**Instructions to follow**
Reproduce the material word for word; the images stay out.

[Dataset entries]
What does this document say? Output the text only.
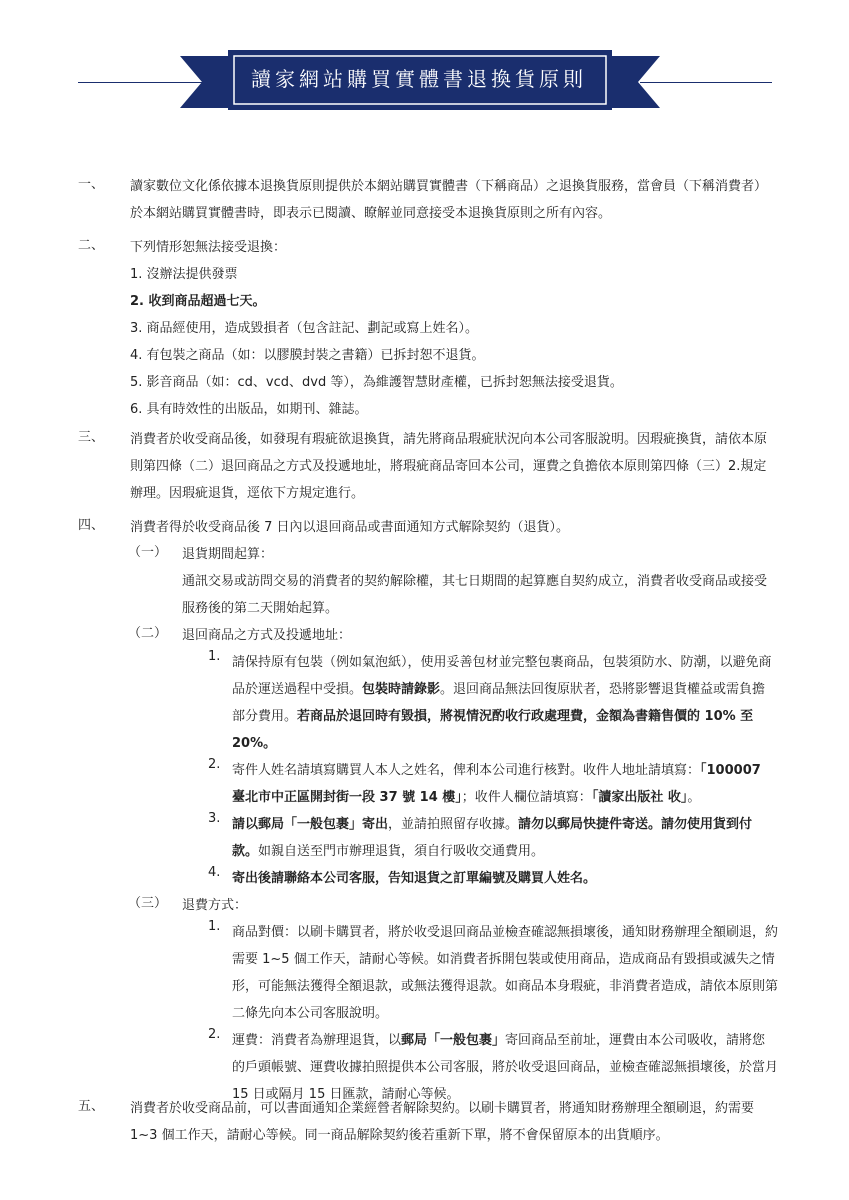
讀家網站購買實體書退換貨原則
一、	讀家數位文化係依據本退換貨原則提供於本網站購買實體書（下稱商品）之退換貨服務，當會員（下稱消費者）於本網站購買實體書時，即表示已閱讀、瞭解並同意接受本退換貨原則之所有內容。

二、	下列情形恕無法接受退換：
1. 沒辦法提供發票
2. 收到商品超過七天。
3. 商品經使用，造成毀損者（包含註記、劃記或寫上姓名）。
4. 有包裝之商品（如：以膠膜封裝之書籍）已拆封恕不退貨。
5. 影音商品（如：cd、vcd、dvd 等），為維護智慧財產權，已拆封恕無法接受退貨。
6. 具有時效性的出版品，如期刊、雜誌。
三、	消費者於收受商品後，如發現有瑕疵欲退換貨，請先將商品瑕疵狀況向本公司客服說明。因瑕疵換貨，請依本原則第四條（二）退回商品之方式及投遞地址，將瑕疵商品寄回本公司，運費之負擔依本原則第四條（三）2.規定辦理。因瑕疵退貨，逕依下方規定進行。

四、	消費者得於收受商品後 7 日內以退回商品或書面通知方式解除契約（退貨）。
（一）	退貨期間起算：
通訊交易或訪問交易的消費者的契約解除權，其七日期間的起算應自契約成立，消費者收受商品或接受服務後的第二天開始起算。
（二）	退回商品之方式及投遞地址：
1. 請保持原有包裝（例如氣泡紙），使用妥善包材並完整包裹商品，包裝須防水、防潮，以避免商品於運送過程中受損。包裝時請錄影。退回商品無法回復原狀者，恐將影響退貨權益或需負擔部分費用。若商品於退回時有毀損，將視情況酌收行政處理費，金額為書籍售價的 10% 至 20%。
2. 寄件人姓名請填寫購買人本人之姓名，俾利本公司進行核對。收件人地址請填寫：「100007 臺北市中正區開封街一段 37 號 14 樓」；收件人欄位請填寫：「讀家出版社 收」。
3. 請以郵局「一般包裹」寄出，並請拍照留存收據。請勿以郵局快捷件寄送。請勿使用貨到付款。如親自送至門市辦理退貨，須自行吸收交通費用。
4. 寄出後請聯絡本公司客服，告知退貨之訂單編號及購買人姓名。
（三）	退費方式：
1. 商品對價：以刷卡購買者，將於收受退回商品並檢查確認無損壞後，通知財務辦理全額刷退，約需要 1~5 個工作天，請耐心等候。如消費者拆開包裝或使用商品，造成商品有毀損或滅失之情形，可能無法獲得全額退款，或無法獲得退款。如商品本身瑕疵，非消費者造成，請依本原則第二條先向本公司客服說明。
2. 運費：消費者為辦理退貨，以郵局「一般包裹」寄回商品至前址，運費由本公司吸收，請將您的戶頭帳號、運費收據拍照提供本公司客服，將於收受退回商品，並檢查確認無損壞後，於當月 15 日或隔月 15 日匯款，請耐心等候。
五、	消費者於收受商品前，可以書面通知企業經營者解除契約。以刷卡購買者，將通知財務辦理全額刷退，約需要 1~3 個工作天，請耐心等候。同一商品解除契約後若重新下單，將不會保留原本的出貨順序。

**Result for this task**
What does this document say? Output the text only.
讀家網站購買實體書退換貨原則
一、	讀家數位文化係依據本退換貨原則提供於本網站購買實體書（下稱商品）之退換貨服務，當會員（下稱消費者）於本網站購買實體書時，即表示已閱讀、瞭解並同意接受本退換貨原則之所有內容。

二、	下列情形恕無法接受退換：
1. 沒辦法提供發票
2. 收到商品超過七天。
3. 商品經使用，造成毀損者（包含註記、劃記或寫上姓名）。
4. 有包裝之商品（如：以膠膜封裝之書籍）已拆封恕不退貨。
5. 影音商品（如：cd、vcd、dvd 等），為維護智慧財產權，已拆封恕無法接受退貨。
6. 具有時效性的出版品，如期刊、雜誌。
三、	消費者於收受商品後，如發現有瑕疵欲退換貨，請先將商品瑕疵狀況向本公司客服說明。因瑕疵換貨，請依本原則第四條（二）退回商品之方式及投遞地址，將瑕疵商品寄回本公司，運費之負擔依本原則第四條（三）2.規定辦理。因瑕疵退貨，逕依下方規定進行。

四、	消費者得於收受商品後 7 日內以退回商品或書面通知方式解除契約（退貨）。
（一）	退貨期間起算：
通訊交易或訪問交易的消費者的契約解除權，其七日期間的起算應自契約成立，消費者收受商品或接受服務後的第二天開始起算。
（二）	退回商品之方式及投遞地址：
1. 請保持原有包裝（例如氣泡紙），使用妥善包材並完整包裹商品，包裝須防水、防潮，以避免商品於運送過程中受損。包裝時請錄影。退回商品無法回復原狀者，恐將影響退貨權益或需負擔部分費用。若商品於退回時有毀損，將視情況酌收行政處理費，金額為書籍售價的 10% 至 20%。
2. 寄件人姓名請填寫購買人本人之姓名，俾利本公司進行核對。收件人地址請填寫：「100007 臺北市中正區開封街一段 37 號 14 樓」；收件人欄位請填寫：「讀家出版社 收」。
3. 請以郵局「一般包裹」寄出，並請拍照留存收據。請勿以郵局快捷件寄送。請勿使用貨到付款。如親自送至門市辦理退貨，須自行吸收交通費用。
4. 寄出後請聯絡本公司客服，告知退貨之訂單編號及購買人姓名。
（三）	退費方式：
1. 商品對價：以刷卡購買者，將於收受退回商品並檢查確認無損壞後，通知財務辦理全額刷退，約需要 1~5 個工作天，請耐心等候。如消費者拆開包裝或使用商品，造成商品有毀損或滅失之情形，可能無法獲得全額退款，或無法獲得退款。如商品本身瑕疵，非消費者造成，請依本原則第二條先向本公司客服說明。
2. 運費：消費者為辦理退貨，以郵局「一般包裹」寄回商品至前址，運費由本公司吸收，請將您的戶頭帳號、運費收據拍照提供本公司客服，將於收受退回商品，並檢查確認無損壞後，於當月 15 日或隔月 15 日匯款，請耐心等候。
五、	消費者於收受商品前，可以書面通知企業經營者解除契約。以刷卡購買者，將通知財務辦理全額刷退，約需要 1~3 個工作天，請耐心等候。同一商品解除契約後若重新下單，將不會保留原本的出貨順序。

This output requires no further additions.